▶ Problem to solve: Write out the entries below once more, exactly, with the pictures left out.

──────

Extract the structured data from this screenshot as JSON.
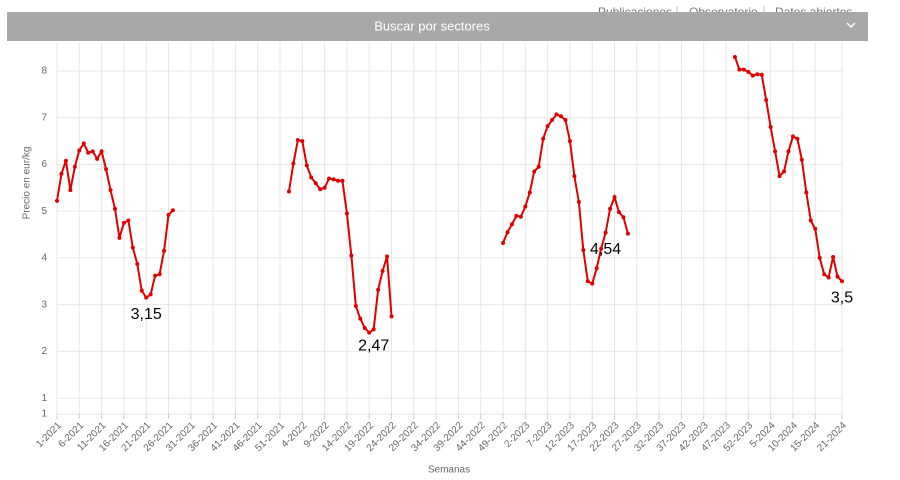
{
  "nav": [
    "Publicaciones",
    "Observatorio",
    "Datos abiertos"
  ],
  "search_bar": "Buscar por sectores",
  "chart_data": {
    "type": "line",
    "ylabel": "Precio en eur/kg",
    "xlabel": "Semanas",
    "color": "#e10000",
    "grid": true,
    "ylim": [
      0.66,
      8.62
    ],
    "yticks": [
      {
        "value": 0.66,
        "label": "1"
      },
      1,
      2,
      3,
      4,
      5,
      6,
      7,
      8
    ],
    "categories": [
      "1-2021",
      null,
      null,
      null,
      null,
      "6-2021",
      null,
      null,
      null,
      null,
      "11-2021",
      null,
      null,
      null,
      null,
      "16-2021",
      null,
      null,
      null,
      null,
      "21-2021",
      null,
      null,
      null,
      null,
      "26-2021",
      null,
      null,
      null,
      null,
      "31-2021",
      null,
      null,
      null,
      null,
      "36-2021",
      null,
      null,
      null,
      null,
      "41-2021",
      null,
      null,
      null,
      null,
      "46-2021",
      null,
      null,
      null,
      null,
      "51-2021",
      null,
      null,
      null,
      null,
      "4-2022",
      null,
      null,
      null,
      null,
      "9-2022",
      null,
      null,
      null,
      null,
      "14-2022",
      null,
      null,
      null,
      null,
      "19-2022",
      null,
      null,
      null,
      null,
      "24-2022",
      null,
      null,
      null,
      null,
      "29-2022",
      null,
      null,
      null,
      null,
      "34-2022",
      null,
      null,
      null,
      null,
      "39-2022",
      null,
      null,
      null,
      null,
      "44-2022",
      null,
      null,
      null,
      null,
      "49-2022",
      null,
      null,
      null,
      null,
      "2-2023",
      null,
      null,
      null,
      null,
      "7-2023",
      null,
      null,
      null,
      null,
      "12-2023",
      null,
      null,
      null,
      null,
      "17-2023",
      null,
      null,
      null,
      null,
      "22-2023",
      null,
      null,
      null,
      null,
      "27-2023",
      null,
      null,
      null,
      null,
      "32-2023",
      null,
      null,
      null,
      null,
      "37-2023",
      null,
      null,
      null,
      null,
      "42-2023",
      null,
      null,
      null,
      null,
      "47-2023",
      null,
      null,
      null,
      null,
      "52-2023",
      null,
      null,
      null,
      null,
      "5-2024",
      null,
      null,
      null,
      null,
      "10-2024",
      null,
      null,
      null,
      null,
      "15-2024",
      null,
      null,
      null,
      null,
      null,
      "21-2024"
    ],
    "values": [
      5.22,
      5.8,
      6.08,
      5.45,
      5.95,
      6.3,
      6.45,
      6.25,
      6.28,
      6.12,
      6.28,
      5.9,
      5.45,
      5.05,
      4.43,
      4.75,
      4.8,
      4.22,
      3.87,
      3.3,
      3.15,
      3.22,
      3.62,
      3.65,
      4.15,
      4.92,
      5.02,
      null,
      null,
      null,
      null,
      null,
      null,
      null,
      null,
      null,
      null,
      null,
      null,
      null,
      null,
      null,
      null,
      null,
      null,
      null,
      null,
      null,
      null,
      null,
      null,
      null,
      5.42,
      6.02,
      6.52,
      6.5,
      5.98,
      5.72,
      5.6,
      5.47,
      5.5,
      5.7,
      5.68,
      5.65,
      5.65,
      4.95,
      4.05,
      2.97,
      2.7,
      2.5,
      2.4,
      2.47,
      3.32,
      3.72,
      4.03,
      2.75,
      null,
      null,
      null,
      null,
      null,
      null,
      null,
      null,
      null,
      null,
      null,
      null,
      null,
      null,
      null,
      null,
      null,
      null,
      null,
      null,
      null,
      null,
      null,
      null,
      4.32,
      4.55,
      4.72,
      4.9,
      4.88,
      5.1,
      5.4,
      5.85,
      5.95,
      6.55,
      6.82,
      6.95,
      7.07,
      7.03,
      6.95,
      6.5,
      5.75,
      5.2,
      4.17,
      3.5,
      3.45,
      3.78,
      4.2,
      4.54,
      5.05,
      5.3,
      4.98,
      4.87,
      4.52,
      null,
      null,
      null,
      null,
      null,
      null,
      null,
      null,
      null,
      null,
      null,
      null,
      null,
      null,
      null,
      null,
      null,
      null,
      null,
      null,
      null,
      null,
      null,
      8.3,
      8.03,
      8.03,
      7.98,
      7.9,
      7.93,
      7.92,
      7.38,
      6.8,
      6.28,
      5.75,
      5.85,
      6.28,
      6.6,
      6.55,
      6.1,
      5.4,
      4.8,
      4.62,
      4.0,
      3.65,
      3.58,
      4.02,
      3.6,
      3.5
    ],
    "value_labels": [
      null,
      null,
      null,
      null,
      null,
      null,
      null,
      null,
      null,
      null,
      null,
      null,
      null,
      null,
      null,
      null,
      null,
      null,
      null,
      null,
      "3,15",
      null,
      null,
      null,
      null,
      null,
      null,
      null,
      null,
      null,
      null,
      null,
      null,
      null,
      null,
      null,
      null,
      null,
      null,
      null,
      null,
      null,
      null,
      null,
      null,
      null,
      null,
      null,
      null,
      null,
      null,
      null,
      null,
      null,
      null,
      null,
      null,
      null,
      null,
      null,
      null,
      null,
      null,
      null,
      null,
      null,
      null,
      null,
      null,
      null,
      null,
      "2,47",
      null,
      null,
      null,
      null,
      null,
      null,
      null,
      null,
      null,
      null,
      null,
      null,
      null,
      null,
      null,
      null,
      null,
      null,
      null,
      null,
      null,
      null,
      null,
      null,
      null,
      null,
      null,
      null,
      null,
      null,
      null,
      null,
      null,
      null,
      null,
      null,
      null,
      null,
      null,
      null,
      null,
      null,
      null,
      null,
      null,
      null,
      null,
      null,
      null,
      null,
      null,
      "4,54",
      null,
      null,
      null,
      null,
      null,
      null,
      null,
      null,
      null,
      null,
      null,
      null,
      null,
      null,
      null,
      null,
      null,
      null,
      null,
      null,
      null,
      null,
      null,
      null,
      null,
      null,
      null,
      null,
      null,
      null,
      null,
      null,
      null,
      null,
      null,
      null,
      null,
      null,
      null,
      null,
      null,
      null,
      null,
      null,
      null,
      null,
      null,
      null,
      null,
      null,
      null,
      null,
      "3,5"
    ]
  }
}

──────

▶ Final result:
Extract the structured data from this screenshot as JSON.
{
  "nav": [
    "Publicaciones",
    "Observatorio",
    "Datos abiertos"
  ],
  "search_bar": "Buscar por sectores",
  "chart_data": {
    "type": "line",
    "ylabel": "Precio en eur/kg",
    "xlabel": "Semanas",
    "color": "#e10000",
    "grid": true,
    "ylim": [
      0.66,
      8.62
    ],
    "yticks": [
      {
        "value": 0.66,
        "label": "1"
      },
      1,
      2,
      3,
      4,
      5,
      6,
      7,
      8
    ],
    "categories": [
      "1-2021",
      null,
      null,
      null,
      null,
      "6-2021",
      null,
      null,
      null,
      null,
      "11-2021",
      null,
      null,
      null,
      null,
      "16-2021",
      null,
      null,
      null,
      null,
      "21-2021",
      null,
      null,
      null,
      null,
      "26-2021",
      null,
      null,
      null,
      null,
      "31-2021",
      null,
      null,
      null,
      null,
      "36-2021",
      null,
      null,
      null,
      null,
      "41-2021",
      null,
      null,
      null,
      null,
      "46-2021",
      null,
      null,
      null,
      null,
      "51-2021",
      null,
      null,
      null,
      null,
      "4-2022",
      null,
      null,
      null,
      null,
      "9-2022",
      null,
      null,
      null,
      null,
      "14-2022",
      null,
      null,
      null,
      null,
      "19-2022",
      null,
      null,
      null,
      null,
      "24-2022",
      null,
      null,
      null,
      null,
      "29-2022",
      null,
      null,
      null,
      null,
      "34-2022",
      null,
      null,
      null,
      null,
      "39-2022",
      null,
      null,
      null,
      null,
      "44-2022",
      null,
      null,
      null,
      null,
      "49-2022",
      null,
      null,
      null,
      null,
      "2-2023",
      null,
      null,
      null,
      null,
      "7-2023",
      null,
      null,
      null,
      null,
      "12-2023",
      null,
      null,
      null,
      null,
      "17-2023",
      null,
      null,
      null,
      null,
      "22-2023",
      null,
      null,
      null,
      null,
      "27-2023",
      null,
      null,
      null,
      null,
      "32-2023",
      null,
      null,
      null,
      null,
      "37-2023",
      null,
      null,
      null,
      null,
      "42-2023",
      null,
      null,
      null,
      null,
      "47-2023",
      null,
      null,
      null,
      null,
      "52-2023",
      null,
      null,
      null,
      null,
      "5-2024",
      null,
      null,
      null,
      null,
      "10-2024",
      null,
      null,
      null,
      null,
      "15-2024",
      null,
      null,
      null,
      null,
      null,
      "21-2024"
    ],
    "values": [
      5.22,
      5.8,
      6.08,
      5.45,
      5.95,
      6.3,
      6.45,
      6.25,
      6.28,
      6.12,
      6.28,
      5.9,
      5.45,
      5.05,
      4.43,
      4.75,
      4.8,
      4.22,
      3.87,
      3.3,
      3.15,
      3.22,
      3.62,
      3.65,
      4.15,
      4.92,
      5.02,
      null,
      null,
      null,
      null,
      null,
      null,
      null,
      null,
      null,
      null,
      null,
      null,
      null,
      null,
      null,
      null,
      null,
      null,
      null,
      null,
      null,
      null,
      null,
      null,
      null,
      5.42,
      6.02,
      6.52,
      6.5,
      5.98,
      5.72,
      5.6,
      5.47,
      5.5,
      5.7,
      5.68,
      5.65,
      5.65,
      4.95,
      4.05,
      2.97,
      2.7,
      2.5,
      2.4,
      2.47,
      3.32,
      3.72,
      4.03,
      2.75,
      null,
      null,
      null,
      null,
      null,
      null,
      null,
      null,
      null,
      null,
      null,
      null,
      null,
      null,
      null,
      null,
      null,
      null,
      null,
      null,
      null,
      null,
      null,
      null,
      4.32,
      4.55,
      4.72,
      4.9,
      4.88,
      5.1,
      5.4,
      5.85,
      5.95,
      6.55,
      6.82,
      6.95,
      7.07,
      7.03,
      6.95,
      6.5,
      5.75,
      5.2,
      4.17,
      3.5,
      3.45,
      3.78,
      4.2,
      4.54,
      5.05,
      5.3,
      4.98,
      4.87,
      4.52,
      null,
      null,
      null,
      null,
      null,
      null,
      null,
      null,
      null,
      null,
      null,
      null,
      null,
      null,
      null,
      null,
      null,
      null,
      null,
      null,
      null,
      null,
      null,
      8.3,
      8.03,
      8.03,
      7.98,
      7.9,
      7.93,
      7.92,
      7.38,
      6.8,
      6.28,
      5.75,
      5.85,
      6.28,
      6.6,
      6.55,
      6.1,
      5.4,
      4.8,
      4.62,
      4.0,
      3.65,
      3.58,
      4.02,
      3.6,
      3.5
    ],
    "value_labels": [
      null,
      null,
      null,
      null,
      null,
      null,
      null,
      null,
      null,
      null,
      null,
      null,
      null,
      null,
      null,
      null,
      null,
      null,
      null,
      null,
      "3,15",
      null,
      null,
      null,
      null,
      null,
      null,
      null,
      null,
      null,
      null,
      null,
      null,
      null,
      null,
      null,
      null,
      null,
      null,
      null,
      null,
      null,
      null,
      null,
      null,
      null,
      null,
      null,
      null,
      null,
      null,
      null,
      null,
      null,
      null,
      null,
      null,
      null,
      null,
      null,
      null,
      null,
      null,
      null,
      null,
      null,
      null,
      null,
      null,
      null,
      null,
      "2,47",
      null,
      null,
      null,
      null,
      null,
      null,
      null,
      null,
      null,
      null,
      null,
      null,
      null,
      null,
      null,
      null,
      null,
      null,
      null,
      null,
      null,
      null,
      null,
      null,
      null,
      null,
      null,
      null,
      null,
      null,
      null,
      null,
      null,
      null,
      null,
      null,
      null,
      null,
      null,
      null,
      null,
      null,
      null,
      null,
      null,
      null,
      null,
      null,
      null,
      null,
      null,
      "4,54",
      null,
      null,
      null,
      null,
      null,
      null,
      null,
      null,
      null,
      null,
      null,
      null,
      null,
      null,
      null,
      null,
      null,
      null,
      null,
      null,
      null,
      null,
      null,
      null,
      null,
      null,
      null,
      null,
      null,
      null,
      null,
      null,
      null,
      null,
      null,
      null,
      null,
      null,
      null,
      null,
      null,
      null,
      null,
      null,
      null,
      null,
      null,
      null,
      null,
      null,
      null,
      null,
      "3,5"
    ]
  }
}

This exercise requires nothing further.